Annotated region listings:
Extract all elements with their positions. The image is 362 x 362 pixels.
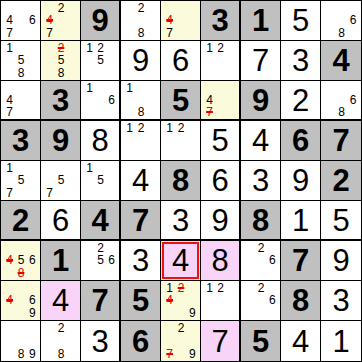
- candidate-grid: 12: [121, 121, 160, 160]
- given-digit: 4: [81, 201, 119, 239]
- solved-digit: 4: [241, 121, 280, 160]
- candidate-grid: 12: [161, 121, 200, 160]
- candidate-grid: 26: [241, 241, 280, 280]
- candidate-grid: 89: [1, 321, 40, 361]
- cell-r7c5[interactable]: 4: [161, 241, 201, 281]
- cell-r5c7[interactable]: 3: [241, 161, 281, 201]
- cell-r3c1[interactable]: 47: [1, 81, 41, 121]
- candidate-6: 6: [27, 294, 38, 306]
- candidate-6: 6: [347, 94, 359, 106]
- candidate-9: 9: [27, 307, 38, 319]
- cell-r3c2[interactable]: 3: [41, 81, 81, 121]
- cell-r9c2[interactable]: 28: [41, 321, 81, 361]
- solved-digit: 7: [241, 41, 280, 80]
- cell-r1c1[interactable]: 467: [1, 1, 41, 41]
- cell-r9c7[interactable]: 5: [241, 321, 281, 361]
- cell-r9c9[interactable]: 1: [321, 321, 361, 361]
- cell-r2c3[interactable]: 125: [81, 41, 121, 81]
- candidate-8: 8: [15, 347, 26, 360]
- given-digit: 5: [121, 281, 160, 320]
- cell-r9c8[interactable]: 4: [281, 321, 321, 361]
- solved-digit: 7: [201, 321, 239, 361]
- solved-digit: 8: [201, 241, 239, 280]
- solved-digit: 6: [201, 161, 239, 200]
- candidate-2: 2: [215, 42, 226, 54]
- cell-r7c7[interactable]: 26: [241, 241, 281, 281]
- cell-r4c2[interactable]: 9: [41, 121, 81, 161]
- candidate-5: 5: [15, 54, 26, 66]
- given-digit: 9: [241, 81, 280, 119]
- candidate-1: 1: [164, 122, 175, 134]
- candidate-grid: 125: [81, 41, 119, 80]
- cell-r4c4[interactable]: 12: [121, 121, 161, 161]
- given-digit: 3: [41, 81, 80, 119]
- candidate-5: 5: [15, 174, 26, 186]
- given-digit: 4: [321, 41, 361, 80]
- cell-r8c7[interactable]: 26: [241, 281, 281, 321]
- cell-r7c6[interactable]: 8: [201, 241, 241, 281]
- candidate-6: 6: [347, 14, 359, 26]
- candidate-grid: 467: [1, 1, 40, 40]
- cell-r6c6[interactable]: 9: [201, 201, 241, 241]
- given-digit: 6: [121, 321, 160, 361]
- cell-r1c9[interactable]: 68: [321, 1, 361, 41]
- cell-r3c4[interactable]: 18: [121, 81, 161, 121]
- sudoku-board: 4672479284731568158258125961273447316185…: [0, 0, 362, 362]
- candidate-1: 1: [204, 282, 215, 294]
- candidate-6: 6: [267, 294, 278, 306]
- solved-digit: 9: [281, 161, 320, 200]
- given-digit: 9: [81, 1, 119, 40]
- candidate-6: 6: [267, 254, 278, 266]
- cell-r9c5[interactable]: 279: [161, 321, 201, 361]
- cell-r8c8[interactable]: 8: [281, 281, 321, 321]
- cell-r3c3[interactable]: 16: [81, 81, 121, 121]
- cell-r6c4[interactable]: 7: [121, 201, 161, 241]
- cell-r1c6[interactable]: 3: [201, 1, 241, 41]
- candidate-9: 9: [187, 307, 198, 319]
- candidate-5: 5: [55, 54, 66, 66]
- cell-r1c4[interactable]: 28: [121, 1, 161, 41]
- cell-r2c8[interactable]: 3: [281, 41, 321, 81]
- cell-r3c6[interactable]: 47: [201, 81, 241, 121]
- given-digit: 7: [121, 201, 160, 239]
- candidate-8: 8: [15, 67, 26, 79]
- cell-r7c1[interactable]: 4568: [1, 241, 41, 281]
- cell-r5c8[interactable]: 9: [281, 161, 321, 201]
- candidate-7: 7: [164, 27, 175, 39]
- candidate-6: 6: [27, 254, 38, 266]
- cell-r6c7[interactable]: 8: [241, 201, 281, 241]
- solved-digit: 3: [281, 41, 320, 80]
- cell-r2c5[interactable]: 6: [161, 41, 201, 81]
- cell-r5c5[interactable]: 8: [161, 161, 201, 201]
- cell-r9c1[interactable]: 89: [1, 321, 41, 361]
- candidate-7: 7: [4, 106, 15, 118]
- cell-r7c2[interactable]: 1: [41, 241, 81, 281]
- solved-digit: 5: [321, 201, 361, 239]
- solved-digit: 4: [41, 281, 80, 320]
- cell-r6c2[interactable]: 6: [41, 201, 81, 241]
- given-digit: 3: [201, 1, 239, 40]
- cell-r6c3[interactable]: 4: [81, 201, 121, 241]
- candidate-8-eliminated: 8: [15, 267, 26, 279]
- candidate-1: 1: [204, 42, 215, 54]
- candidate-8: 8: [135, 27, 146, 39]
- given-digit: 7: [281, 241, 320, 280]
- candidate-4: 4: [4, 14, 15, 26]
- candidate-grid: 157: [1, 161, 40, 200]
- candidate-1: 1: [4, 42, 15, 54]
- cell-r1c8[interactable]: 5: [281, 1, 321, 41]
- candidate-grid: 279: [161, 321, 200, 361]
- given-digit: 1: [241, 1, 280, 40]
- solved-digit: 3: [161, 201, 200, 239]
- candidate-7: 7: [44, 187, 55, 199]
- candidate-1: 1: [4, 162, 15, 174]
- given-digit: 7: [81, 281, 119, 320]
- cell-r8c1[interactable]: 469: [1, 281, 41, 321]
- candidate-grid: 26: [241, 281, 280, 320]
- candidate-9: 9: [27, 347, 38, 360]
- solved-digit: 1: [281, 201, 320, 239]
- candidate-2: 2: [255, 242, 266, 254]
- candidate-2: 2: [175, 322, 186, 335]
- solved-digit: 1: [321, 321, 361, 361]
- solved-digit: 4: [121, 161, 160, 200]
- given-digit: 3: [1, 121, 40, 160]
- candidate-2: 2: [55, 322, 66, 335]
- solved-digit: 5: [201, 121, 239, 160]
- candidate-7: 7: [4, 187, 15, 199]
- cell-r2c2[interactable]: 258: [41, 41, 81, 81]
- cell-r6c1[interactable]: 2: [1, 201, 41, 241]
- given-digit: 5: [161, 81, 200, 119]
- solved-digit: 6: [41, 201, 80, 239]
- cell-r4c5[interactable]: 12: [161, 121, 201, 161]
- candidate-7-eliminated: 7: [164, 347, 175, 360]
- candidate-grid: 18: [121, 81, 160, 119]
- candidate-4-eliminated: 4: [164, 294, 175, 306]
- candidate-grid: 247: [41, 1, 80, 40]
- given-digit: 8: [161, 161, 200, 200]
- cell-r5c4[interactable]: 4: [121, 161, 161, 201]
- candidate-2: 2: [255, 282, 266, 294]
- cell-r2c1[interactable]: 158: [1, 41, 41, 81]
- given-digit: 7: [321, 121, 361, 160]
- given-digit: 8: [241, 201, 280, 239]
- cell-r2c4[interactable]: 9: [121, 41, 161, 81]
- candidate-4-eliminated: 4: [44, 14, 55, 26]
- cell-r4c1[interactable]: 3: [1, 121, 41, 161]
- cell-r7c4[interactable]: 3: [121, 241, 161, 281]
- cell-r1c7[interactable]: 1: [241, 1, 281, 41]
- candidate-1: 1: [124, 82, 135, 94]
- candidate-2: 2: [215, 282, 226, 294]
- cell-r6c8[interactable]: 1: [281, 201, 321, 241]
- cell-r5c6[interactable]: 6: [201, 161, 241, 201]
- cell-r8c9[interactable]: 3: [321, 281, 361, 321]
- candidate-grid: 28: [41, 321, 80, 361]
- candidate-4-eliminated: 4: [4, 254, 15, 266]
- candidate-6: 6: [106, 94, 117, 106]
- cell-r2c6[interactable]: 12: [201, 41, 241, 81]
- cell-r1c3[interactable]: 9: [81, 1, 121, 41]
- candidate-2: 2: [135, 2, 146, 14]
- solved-digit: 9: [121, 41, 160, 80]
- candidate-8: 8: [336, 27, 348, 39]
- candidate-4-eliminated: 4: [4, 294, 15, 306]
- solved-digit: 9: [201, 201, 239, 239]
- candidate-2: 2: [55, 2, 66, 14]
- cell-r1c2[interactable]: 247: [41, 1, 81, 41]
- cell-r6c9[interactable]: 5: [321, 201, 361, 241]
- candidate-grid: 12: [201, 281, 239, 320]
- cell-r7c9[interactable]: 9: [321, 241, 361, 281]
- candidate-2: 2: [95, 42, 106, 54]
- candidate-2: 2: [175, 122, 186, 134]
- candidate-8: 8: [55, 347, 66, 360]
- candidate-5: 5: [95, 54, 106, 66]
- solved-digit: 9: [321, 241, 361, 280]
- candidate-grid: 258: [41, 41, 80, 80]
- cell-r4c3[interactable]: 8: [81, 121, 121, 161]
- cell-r9c6[interactable]: 7: [201, 321, 241, 361]
- cell-r1c5[interactable]: 47: [161, 1, 201, 41]
- candidate-grid: 12: [201, 41, 239, 80]
- candidate-5: 5: [95, 254, 106, 266]
- solved-digit: 4: [161, 241, 200, 280]
- candidate-6: 6: [27, 14, 38, 26]
- candidate-1: 1: [84, 42, 95, 54]
- candidate-grid: 158: [1, 41, 40, 80]
- given-digit: 5: [241, 321, 280, 361]
- candidate-8: 8: [336, 106, 348, 118]
- cell-r7c3[interactable]: 256: [81, 241, 121, 281]
- candidate-grid: 47: [161, 1, 200, 40]
- cell-r9c3[interactable]: 3: [81, 321, 121, 361]
- solved-digit: 6: [161, 41, 200, 80]
- cell-r2c9[interactable]: 4: [321, 41, 361, 81]
- candidate-5: 5: [95, 174, 106, 186]
- cell-r8c3[interactable]: 7: [81, 281, 121, 321]
- candidate-2-eliminated: 2: [175, 282, 186, 294]
- candidate-5: 5: [55, 174, 66, 186]
- candidate-grid: 4568: [1, 241, 40, 280]
- candidate-2: 2: [95, 242, 106, 254]
- cell-r9c4[interactable]: 6: [121, 321, 161, 361]
- candidate-grid: 256: [81, 241, 119, 280]
- cell-r7c8[interactable]: 7: [281, 241, 321, 281]
- cell-r4c7[interactable]: 4: [241, 121, 281, 161]
- cell-r2c7[interactable]: 7: [241, 41, 281, 81]
- cell-r5c9[interactable]: 2: [321, 161, 361, 201]
- candidate-7: 7: [4, 27, 15, 39]
- given-digit: 9: [41, 121, 80, 160]
- candidate-grid: 68: [321, 1, 361, 40]
- candidate-1: 1: [84, 162, 95, 174]
- candidate-grid: 47: [1, 81, 40, 119]
- candidate-2: 2: [135, 122, 146, 134]
- cell-r3c5[interactable]: 5: [161, 81, 201, 121]
- solved-digit: 8: [81, 121, 119, 160]
- solved-digit: 3: [241, 161, 280, 200]
- candidate-grid: 1249: [161, 281, 200, 320]
- given-digit: 2: [321, 161, 361, 200]
- solved-digit: 3: [81, 321, 119, 361]
- cell-r5c3[interactable]: 15: [81, 161, 121, 201]
- candidate-grid: 28: [121, 1, 160, 40]
- candidate-grid: 469: [1, 281, 40, 320]
- candidate-6: 6: [106, 254, 117, 266]
- solved-digit: 2: [281, 81, 320, 119]
- candidate-grid: 47: [201, 81, 239, 119]
- given-digit: 2: [1, 201, 40, 239]
- cell-r3c9[interactable]: 68: [321, 81, 361, 121]
- cell-r4c9[interactable]: 7: [321, 121, 361, 161]
- cell-r8c4[interactable]: 5: [121, 281, 161, 321]
- candidate-grid: 16: [81, 81, 119, 119]
- candidate-8: 8: [135, 106, 146, 118]
- given-digit: 8: [281, 281, 320, 320]
- cell-r4c8[interactable]: 6: [281, 121, 321, 161]
- given-digit: 1: [41, 241, 80, 280]
- given-digit: 6: [281, 121, 320, 160]
- cell-r5c1[interactable]: 157: [1, 161, 41, 201]
- candidate-1: 1: [164, 282, 175, 294]
- cell-r3c7[interactable]: 9: [241, 81, 281, 121]
- solved-digit: 4: [281, 321, 320, 361]
- solved-digit: 3: [121, 241, 160, 280]
- cell-r8c6[interactable]: 12: [201, 281, 241, 321]
- cell-r4c6[interactable]: 5: [201, 121, 241, 161]
- candidate-4-eliminated: 4: [164, 14, 175, 26]
- candidate-7-eliminated: 7: [204, 106, 215, 118]
- cell-r5c2[interactable]: 57: [41, 161, 81, 201]
- candidate-9: 9: [187, 347, 198, 360]
- cell-r8c5[interactable]: 1249: [161, 281, 201, 321]
- cell-r3c8[interactable]: 2: [281, 81, 321, 121]
- candidate-7: 7: [44, 27, 55, 39]
- candidate-grid: 15: [81, 161, 119, 200]
- cell-r8c2[interactable]: 4: [41, 281, 81, 321]
- candidate-5: 5: [15, 254, 26, 266]
- solved-digit: 5: [281, 1, 320, 40]
- candidate-grid: 57: [41, 161, 80, 200]
- cell-r6c5[interactable]: 3: [161, 201, 201, 241]
- candidate-1: 1: [124, 122, 135, 134]
- candidate-grid: 68: [321, 81, 361, 119]
- candidate-8: 8: [55, 67, 66, 79]
- solved-digit: 3: [321, 281, 361, 320]
- candidate-2-eliminated: 2: [55, 42, 66, 54]
- candidate-1: 1: [84, 82, 95, 94]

▶ WHAT IS EXPECTED
Please quote every line of the records above, from the line containing "- candidate-grid: 12: [121, 121, 160, 160]" through the line containing "- candidate-6: 6: [347, 94, 359, 106]", inclusive, without changing a character.

▶ EXERCISE ANSWER
- candidate-grid: 12: [121, 121, 160, 160]
- given-digit: 4: [81, 201, 119, 239]
- solved-digit: 4: [241, 121, 280, 160]
- candidate-grid: 12: [161, 121, 200, 160]
- candidate-grid: 26: [241, 241, 280, 280]
- candidate-grid: 89: [1, 321, 40, 361]
- cell-r7c5[interactable]: 4: [161, 241, 201, 281]
- cell-r5c7[interactable]: 3: [241, 161, 281, 201]
- cell-r3c1[interactable]: 47: [1, 81, 41, 121]
- candidate-6: 6: [27, 294, 38, 306]
- candidate-6: 6: [347, 94, 359, 106]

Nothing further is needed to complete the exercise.